#### Material:
## START
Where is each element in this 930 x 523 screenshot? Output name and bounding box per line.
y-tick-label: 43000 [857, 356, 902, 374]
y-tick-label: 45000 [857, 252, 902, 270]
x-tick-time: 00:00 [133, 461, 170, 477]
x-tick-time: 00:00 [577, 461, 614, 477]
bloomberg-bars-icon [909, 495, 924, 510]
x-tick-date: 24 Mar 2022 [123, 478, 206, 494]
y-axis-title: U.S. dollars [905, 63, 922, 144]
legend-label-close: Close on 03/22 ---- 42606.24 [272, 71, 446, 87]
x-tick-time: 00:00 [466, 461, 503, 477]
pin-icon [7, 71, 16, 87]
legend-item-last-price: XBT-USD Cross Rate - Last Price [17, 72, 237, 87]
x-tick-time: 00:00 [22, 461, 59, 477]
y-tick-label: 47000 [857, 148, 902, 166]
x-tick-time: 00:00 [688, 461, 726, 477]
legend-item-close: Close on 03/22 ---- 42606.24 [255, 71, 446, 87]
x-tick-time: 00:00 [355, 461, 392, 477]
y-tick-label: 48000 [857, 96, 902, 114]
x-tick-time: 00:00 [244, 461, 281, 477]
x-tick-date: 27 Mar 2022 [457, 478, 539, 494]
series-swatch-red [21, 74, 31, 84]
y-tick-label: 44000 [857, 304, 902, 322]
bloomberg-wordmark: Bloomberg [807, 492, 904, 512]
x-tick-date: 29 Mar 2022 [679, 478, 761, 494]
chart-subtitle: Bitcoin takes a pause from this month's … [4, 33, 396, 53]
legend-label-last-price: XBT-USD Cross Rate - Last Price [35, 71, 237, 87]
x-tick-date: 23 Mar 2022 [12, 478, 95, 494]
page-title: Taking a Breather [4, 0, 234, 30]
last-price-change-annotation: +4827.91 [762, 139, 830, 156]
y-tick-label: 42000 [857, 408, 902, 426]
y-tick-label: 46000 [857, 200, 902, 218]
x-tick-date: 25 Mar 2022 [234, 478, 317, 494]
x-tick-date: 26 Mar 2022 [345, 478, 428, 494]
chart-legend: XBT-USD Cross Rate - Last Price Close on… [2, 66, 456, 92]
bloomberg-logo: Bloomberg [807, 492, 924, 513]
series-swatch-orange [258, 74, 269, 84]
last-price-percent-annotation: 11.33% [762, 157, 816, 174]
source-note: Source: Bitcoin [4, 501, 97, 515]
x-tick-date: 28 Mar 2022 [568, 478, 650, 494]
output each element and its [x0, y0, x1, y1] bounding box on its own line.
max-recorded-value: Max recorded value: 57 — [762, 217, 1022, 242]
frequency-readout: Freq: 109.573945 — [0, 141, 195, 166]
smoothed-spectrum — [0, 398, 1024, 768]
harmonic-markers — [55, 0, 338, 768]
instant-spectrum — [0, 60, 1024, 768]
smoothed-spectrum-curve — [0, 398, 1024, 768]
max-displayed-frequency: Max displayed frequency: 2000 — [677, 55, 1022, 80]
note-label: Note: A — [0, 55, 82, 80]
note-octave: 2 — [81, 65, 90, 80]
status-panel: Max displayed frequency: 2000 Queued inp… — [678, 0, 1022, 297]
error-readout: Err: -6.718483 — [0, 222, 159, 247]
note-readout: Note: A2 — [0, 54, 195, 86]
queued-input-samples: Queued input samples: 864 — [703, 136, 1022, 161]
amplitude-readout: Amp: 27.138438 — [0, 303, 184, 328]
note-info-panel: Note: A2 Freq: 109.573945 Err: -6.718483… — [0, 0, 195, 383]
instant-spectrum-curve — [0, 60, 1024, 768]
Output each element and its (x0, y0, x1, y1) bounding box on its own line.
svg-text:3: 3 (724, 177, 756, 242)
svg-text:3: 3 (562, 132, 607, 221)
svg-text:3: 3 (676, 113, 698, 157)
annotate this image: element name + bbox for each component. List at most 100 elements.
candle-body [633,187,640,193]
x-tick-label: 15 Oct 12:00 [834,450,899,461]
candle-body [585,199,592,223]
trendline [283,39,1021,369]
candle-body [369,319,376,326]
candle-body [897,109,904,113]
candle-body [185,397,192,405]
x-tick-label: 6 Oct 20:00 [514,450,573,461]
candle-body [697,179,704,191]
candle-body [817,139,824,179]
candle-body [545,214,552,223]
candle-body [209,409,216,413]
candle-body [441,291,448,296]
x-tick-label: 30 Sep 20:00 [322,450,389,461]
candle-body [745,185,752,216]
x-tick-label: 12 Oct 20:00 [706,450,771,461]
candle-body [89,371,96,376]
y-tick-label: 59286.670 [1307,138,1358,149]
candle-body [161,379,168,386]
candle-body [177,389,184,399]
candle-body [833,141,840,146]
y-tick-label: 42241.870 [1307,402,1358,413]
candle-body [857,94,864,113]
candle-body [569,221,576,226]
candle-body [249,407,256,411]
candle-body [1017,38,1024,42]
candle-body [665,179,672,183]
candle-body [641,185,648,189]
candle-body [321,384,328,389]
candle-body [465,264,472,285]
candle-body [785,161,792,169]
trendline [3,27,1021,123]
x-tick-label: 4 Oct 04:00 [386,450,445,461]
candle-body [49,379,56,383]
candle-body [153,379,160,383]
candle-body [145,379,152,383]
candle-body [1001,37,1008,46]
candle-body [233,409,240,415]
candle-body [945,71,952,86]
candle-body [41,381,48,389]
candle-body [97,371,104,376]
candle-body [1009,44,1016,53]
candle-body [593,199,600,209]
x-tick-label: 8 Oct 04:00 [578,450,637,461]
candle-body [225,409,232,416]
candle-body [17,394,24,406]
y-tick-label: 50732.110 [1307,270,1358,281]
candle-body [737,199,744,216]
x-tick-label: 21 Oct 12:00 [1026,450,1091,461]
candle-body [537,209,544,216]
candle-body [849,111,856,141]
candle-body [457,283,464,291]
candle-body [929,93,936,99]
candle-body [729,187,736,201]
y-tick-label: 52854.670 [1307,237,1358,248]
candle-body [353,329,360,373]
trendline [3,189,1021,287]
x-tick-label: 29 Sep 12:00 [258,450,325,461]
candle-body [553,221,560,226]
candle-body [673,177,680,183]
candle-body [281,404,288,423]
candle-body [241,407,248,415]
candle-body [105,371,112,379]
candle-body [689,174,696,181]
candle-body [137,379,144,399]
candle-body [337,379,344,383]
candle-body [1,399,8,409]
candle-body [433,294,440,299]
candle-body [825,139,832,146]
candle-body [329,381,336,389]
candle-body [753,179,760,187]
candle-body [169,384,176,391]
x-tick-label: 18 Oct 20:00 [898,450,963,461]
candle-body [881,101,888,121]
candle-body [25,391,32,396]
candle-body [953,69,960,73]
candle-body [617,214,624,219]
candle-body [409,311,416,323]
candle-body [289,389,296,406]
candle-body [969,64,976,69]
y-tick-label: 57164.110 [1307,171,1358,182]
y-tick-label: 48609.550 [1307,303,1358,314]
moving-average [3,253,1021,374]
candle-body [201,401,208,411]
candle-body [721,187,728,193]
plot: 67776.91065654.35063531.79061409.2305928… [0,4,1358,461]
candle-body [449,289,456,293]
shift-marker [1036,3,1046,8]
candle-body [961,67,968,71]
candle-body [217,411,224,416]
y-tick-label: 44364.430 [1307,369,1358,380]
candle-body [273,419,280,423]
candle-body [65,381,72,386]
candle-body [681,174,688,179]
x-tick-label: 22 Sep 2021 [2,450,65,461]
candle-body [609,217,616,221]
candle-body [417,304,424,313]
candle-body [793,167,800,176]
## END
#### To do:
Please format every line of the records above as a JSON list of strings, one string per line, with blank lines left out.

#### Answer to the task:
[
  "Where is each element in this 930 x 523 screenshot? Output name and bounding box per line.",
  "y-tick-label: 43000 [857, 356, 902, 374]",
  "y-tick-label: 45000 [857, 252, 902, 270]",
  "x-tick-time: 00:00 [133, 461, 170, 477]",
  "x-tick-time: 00:00 [577, 461, 614, 477]",
  "bloomberg-bars-icon [909, 495, 924, 510]",
  "x-tick-date: 24 Mar 2022 [123, 478, 206, 494]",
  "y-axis-title: U.S. dollars [905, 63, 922, 144]",
  "legend-label-close: Close on 03/22 ---- 42606.24 [272, 71, 446, 87]",
  "x-tick-time: 00:00 [466, 461, 503, 477]",
  "pin-icon [7, 71, 16, 87]",
  "legend-item-last-price: XBT-USD Cross Rate - Last Price [17, 72, 237, 87]",
  "x-tick-time: 00:00 [22, 461, 59, 477]",
  "y-tick-label: 47000 [857, 148, 902, 166]",
  "x-tick-time: 00:00 [688, 461, 726, 477]",
  "legend-item-close: Close on 03/22 ---- 42606.24 [255, 71, 446, 87]",
  "x-tick-time: 00:00 [355, 461, 392, 477]",
  "y-tick-label: 48000 [857, 96, 902, 114]",
  "x-tick-time: 00:00 [244, 461, 281, 477]",
  "x-tick-date: 27 Mar 2022 [457, 478, 539, 494]",
  "series-swatch-red [21, 74, 31, 84]",
  "y-tick-label: 44000 [857, 304, 902, 322]",
  "bloomberg-wordmark: Bloomberg [807, 492, 904, 512]",
  "x-tick-date: 29 Mar 2022 [679, 478, 761, 494]",
  "chart-subtitle: Bitcoin takes a pause from this month's … [4, 33, 396, 53]",
  "legend-label-last-price: XBT-USD Cross Rate - Last Price [35, 71, 237, 87]",
  "x-tick-date: 23 Mar 2022 [12, 478, 95, 494]",
  "page-title: Taking a Breather [4, 0, 234, 30]",
  "last-price-change-annotation: +4827.91 [762, 139, 830, 156]",
  "y-tick-label: 42000 [857, 408, 902, 426]",
  "y-tick-label: 46000 [857, 200, 902, 218]",
  "x-tick-date: 25 Mar 2022 [234, 478, 317, 494]",
  "x-tick-date: 26 Mar 2022 [345, 478, 428, 494]",
  "chart-legend: XBT-USD Cross Rate - Last Price Close on… [2, 66, 456, 92]",
  "bloomberg-logo: Bloomberg [807, 492, 924, 513]",
  "series-swatch-orange [258, 74, 269, 84]",
  "last-price-percent-annotation: 11.33% [762, 157, 816, 174]",
  "source-note: Source: Bitcoin [4, 501, 97, 515]",
  "x-tick-date: 28 Mar 2022 [568, 478, 650, 494]",
  "output each element and its [x0, y0, x1, y1] bounding box on its own line.",
  "max-recorded-value: Max recorded value: 57 — [762, 217, 1022, 242]",
  "frequency-readout: Freq: 109.573945 — [0, 141, 195, 166]",
  "smoothed-spectrum — [0, 398, 1024, 768]",
  "harmonic-markers — [55, 0, 338, 768]",
  "instant-spectrum — [0, 60, 1024, 768]",
  "smoothed-spectrum-curve — [0, 398, 1024, 768]",
  "max-displayed-frequency: Max displayed frequency: 2000 — [677, 55, 1022, 80]",
  "note-label: Note: A — [0, 55, 82, 80]",
  "note-octave: 2 — [81, 65, 90, 80]",
  "status-panel: Max displayed frequency: 2000 Queued inp… — [678, 0, 1022, 297]",
  "error-readout: Err: -6.718483 — [0, 222, 159, 247]",
  "note-readout: Note: A2 — [0, 54, 195, 86]",
  "queued-input-samples: Queued input samples: 864 — [703, 136, 1022, 161]",
  "amplitude-readout: Amp: 27.138438 — [0, 303, 184, 328]",
  "note-info-panel: Note: A2 Freq: 109.573945 Err: -6.718483… — [0, 0, 195, 383]",
  "instant-spectrum-curve — [0, 60, 1024, 768]",
  "Output each element and its (x0, y0, x1, y1) bounding box on its own line.",
  "svg-text:3: 3 (724, 177, 756, 242)",
  "svg-text:3: 3 (562, 132, 607, 221)",
  "svg-text:3: 3 (676, 113, 698, 157)",
  "annotate this image: element name + bbox for each component. List at most 100 elements.",
  "candle-body [633,187,640,193]",
  "x-tick-label: 15 Oct 12:00 [834,450,899,461]",
  "candle-body [585,199,592,223]",
  "trendline [283,39,1021,369]",
  "candle-body [369,319,376,326]",
  "candle-body [897,109,904,113]",
  "candle-body [185,397,192,405]",
  "x-tick-label: 6 Oct 20:00 [514,450,573,461]",
  "candle-body [697,179,704,191]",
  "candle-body [817,139,824,179]",
  "candle-body [545,214,552,223]",
  "candle-body [209,409,216,413]",
  "candle-body [441,291,448,296]",
  "x-tick-label: 30 Sep 20:00 [322,450,389,461]",
  "candle-body [745,185,752,216]",
  "x-tick-label: 12 Oct 20:00 [706,450,771,461]",
  "candle-body [89,371,96,376]",
  "y-tick-label: 59286.670 [1307,138,1358,149]",
  "candle-body [161,379,168,386]",
  "candle-body [177,389,184,399]",
  "candle-body [833,141,840,146]",
  "y-tick-label: 42241.870 [1307,402,1358,413]",
  "candle-body [857,94,864,113]",
  "candle-body [569,221,576,226]",
  "candle-body [249,407,256,411]",
  "candle-body [1017,38,1024,42]",
  "candle-body [665,179,672,183]",
  "candle-body [641,185,648,189]",
  "candle-body [321,384,328,389]",
  "candle-body [465,264,472,285]",
  "candle-body [785,161,792,169]",
  "trendline [3,27,1021,123]",
  "x-tick-label: 4 Oct 04:00 [386,450,445,461]",
  "candle-body [49,379,56,383]",
  "candle-body [153,379,160,383]",
  "candle-body [145,379,152,383]",
  "candle-body [1001,37,1008,46]",
  "candle-body [233,409,240,415]",
  "candle-body [945,71,952,86]",
  "candle-body [41,381,48,389]",
  "candle-body [97,371,104,376]",
  "candle-body [1009,44,1016,53]",
  "candle-body [593,199,600,209]",
  "x-tick-label: 8 Oct 04:00 [578,450,637,461]",
  "candle-body [225,409,232,416]",
  "candle-body [17,394,24,406]",
  "y-tick-label: 50732.110 [1307,270,1358,281]",
  "candle-body [737,199,744,216]",
  "x-tick-label: 21 Oct 12:00 [1026,450,1091,461]",
  "candle-body [537,209,544,216]",
  "candle-body [849,111,856,141]",
  "candle-body [457,283,464,291]",
  "candle-body [929,93,936,99]",
  "candle-body [729,187,736,201]",
  "y-tick-label: 52854.670 [1307,237,1358,248]",
  "candle-body [353,329,360,373]",
  "trendline [3,189,1021,287]",
  "x-tick-label: 29 Sep 12:00 [258,450,325,461]",
  "candle-body [553,221,560,226]",
  "candle-body [673,177,680,183]",
  "candle-body [281,404,288,423]",
  "candle-body [241,407,248,415]",
  "candle-body [105,371,112,379]",
  "candle-body [689,174,696,181]",
  "candle-body [137,379,144,399]",
  "candle-body [337,379,344,383]",
  "candle-body [1,399,8,409]",
  "candle-body [433,294,440,299]",
  "candle-body [825,139,832,146]",
  "candle-body [329,381,336,389]",
  "candle-body [753,179,760,187]",
  "candle-body [169,384,176,391]",
  "x-tick-label: 18 Oct 20:00 [898,450,963,461]",
  "candle-body [881,101,888,121]",
  "candle-body [25,391,32,396]",
  "candle-body [953,69,960,73]",
  "candle-body [617,214,624,219]",
  "candle-body [409,311,416,323]",
  "candle-body [289,389,296,406]",
  "candle-body [969,64,976,69]",
  "y-tick-label: 57164.110 [1307,171,1358,182]",
  "y-tick-label: 48609.550 [1307,303,1358,314]",
  "moving-average [3,253,1021,374]",
  "candle-body [201,401,208,411]",
  "candle-body [721,187,728,193]",
  "plot: 67776.91065654.35063531.79061409.2305928… [0,4,1358,461]",
  "candle-body [449,289,456,293]",
  "shift-marker [1036,3,1046,8]",
  "candle-body [961,67,968,71]",
  "candle-body [217,411,224,416]",
  "y-tick-label: 44364.430 [1307,369,1358,380]",
  "candle-body [273,419,280,423]",
  "candle-body [65,381,72,386]",
  "candle-body [681,174,688,179]",
  "x-tick-label: 22 Sep 2021 [2,450,65,461]",
  "candle-body [609,217,616,221]",
  "candle-body [417,304,424,313]",
  "candle-body [793,167,800,176]"
]